Work instructions
Write out the listing beneath this instruction in its entirety, exactly as it reads.
* * * * * * * * *
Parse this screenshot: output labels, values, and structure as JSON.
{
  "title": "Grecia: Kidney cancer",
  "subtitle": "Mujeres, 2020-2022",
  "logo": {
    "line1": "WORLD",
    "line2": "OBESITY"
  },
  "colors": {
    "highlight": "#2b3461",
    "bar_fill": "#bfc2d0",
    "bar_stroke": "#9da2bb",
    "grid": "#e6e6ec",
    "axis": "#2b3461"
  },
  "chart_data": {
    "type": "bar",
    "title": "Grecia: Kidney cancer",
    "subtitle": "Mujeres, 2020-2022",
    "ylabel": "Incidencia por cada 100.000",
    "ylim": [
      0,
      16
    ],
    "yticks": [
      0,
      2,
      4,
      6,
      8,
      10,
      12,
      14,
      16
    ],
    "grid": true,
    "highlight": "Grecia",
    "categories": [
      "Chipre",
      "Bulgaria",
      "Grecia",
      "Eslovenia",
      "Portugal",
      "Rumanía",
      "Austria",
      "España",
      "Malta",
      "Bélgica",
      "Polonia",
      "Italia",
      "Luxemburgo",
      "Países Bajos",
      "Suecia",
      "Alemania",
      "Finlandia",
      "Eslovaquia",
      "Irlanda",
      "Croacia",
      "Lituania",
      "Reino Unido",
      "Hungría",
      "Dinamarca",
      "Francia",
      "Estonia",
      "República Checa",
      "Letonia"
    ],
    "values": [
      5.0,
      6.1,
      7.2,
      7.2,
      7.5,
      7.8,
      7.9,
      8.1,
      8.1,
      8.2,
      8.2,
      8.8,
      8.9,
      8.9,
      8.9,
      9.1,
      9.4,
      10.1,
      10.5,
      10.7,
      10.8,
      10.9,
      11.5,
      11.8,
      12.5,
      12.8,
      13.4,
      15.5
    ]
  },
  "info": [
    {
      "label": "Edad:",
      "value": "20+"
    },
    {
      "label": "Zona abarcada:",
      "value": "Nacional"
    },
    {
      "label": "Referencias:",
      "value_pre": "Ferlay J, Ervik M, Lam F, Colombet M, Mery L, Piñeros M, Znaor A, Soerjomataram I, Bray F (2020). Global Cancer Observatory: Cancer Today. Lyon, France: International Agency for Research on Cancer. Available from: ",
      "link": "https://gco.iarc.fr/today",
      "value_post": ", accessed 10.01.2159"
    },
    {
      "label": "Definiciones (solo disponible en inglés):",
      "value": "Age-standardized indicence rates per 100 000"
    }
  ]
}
* * * * * * * * *
Final result
Parse this screenshot: output labels, values, and structure as JSON.
{
  "title": "Grecia: Kidney cancer",
  "subtitle": "Mujeres, 2020-2022",
  "logo": {
    "line1": "WORLD",
    "line2": "OBESITY"
  },
  "colors": {
    "highlight": "#2b3461",
    "bar_fill": "#bfc2d0",
    "bar_stroke": "#9da2bb",
    "grid": "#e6e6ec",
    "axis": "#2b3461"
  },
  "chart_data": {
    "type": "bar",
    "title": "Grecia: Kidney cancer",
    "subtitle": "Mujeres, 2020-2022",
    "ylabel": "Incidencia por cada 100.000",
    "ylim": [
      0,
      16
    ],
    "yticks": [
      0,
      2,
      4,
      6,
      8,
      10,
      12,
      14,
      16
    ],
    "grid": true,
    "highlight": "Grecia",
    "categories": [
      "Chipre",
      "Bulgaria",
      "Grecia",
      "Eslovenia",
      "Portugal",
      "Rumanía",
      "Austria",
      "España",
      "Malta",
      "Bélgica",
      "Polonia",
      "Italia",
      "Luxemburgo",
      "Países Bajos",
      "Suecia",
      "Alemania",
      "Finlandia",
      "Eslovaquia",
      "Irlanda",
      "Croacia",
      "Lituania",
      "Reino Unido",
      "Hungría",
      "Dinamarca",
      "Francia",
      "Estonia",
      "República Checa",
      "Letonia"
    ],
    "values": [
      5.0,
      6.1,
      7.2,
      7.2,
      7.5,
      7.8,
      7.9,
      8.1,
      8.1,
      8.2,
      8.2,
      8.8,
      8.9,
      8.9,
      8.9,
      9.1,
      9.4,
      10.1,
      10.5,
      10.7,
      10.8,
      10.9,
      11.5,
      11.8,
      12.5,
      12.8,
      13.4,
      15.5
    ]
  },
  "info": [
    {
      "label": "Edad:",
      "value": "20+"
    },
    {
      "label": "Zona abarcada:",
      "value": "Nacional"
    },
    {
      "label": "Referencias:",
      "value_pre": "Ferlay J, Ervik M, Lam F, Colombet M, Mery L, Piñeros M, Znaor A, Soerjomataram I, Bray F (2020). Global Cancer Observatory: Cancer Today. Lyon, France: International Agency for Research on Cancer. Available from: ",
      "link": "https://gco.iarc.fr/today",
      "value_post": ", accessed 10.01.2159"
    },
    {
      "label": "Definiciones (solo disponible en inglés):",
      "value": "Age-standardized indicence rates per 100 000"
    }
  ]
}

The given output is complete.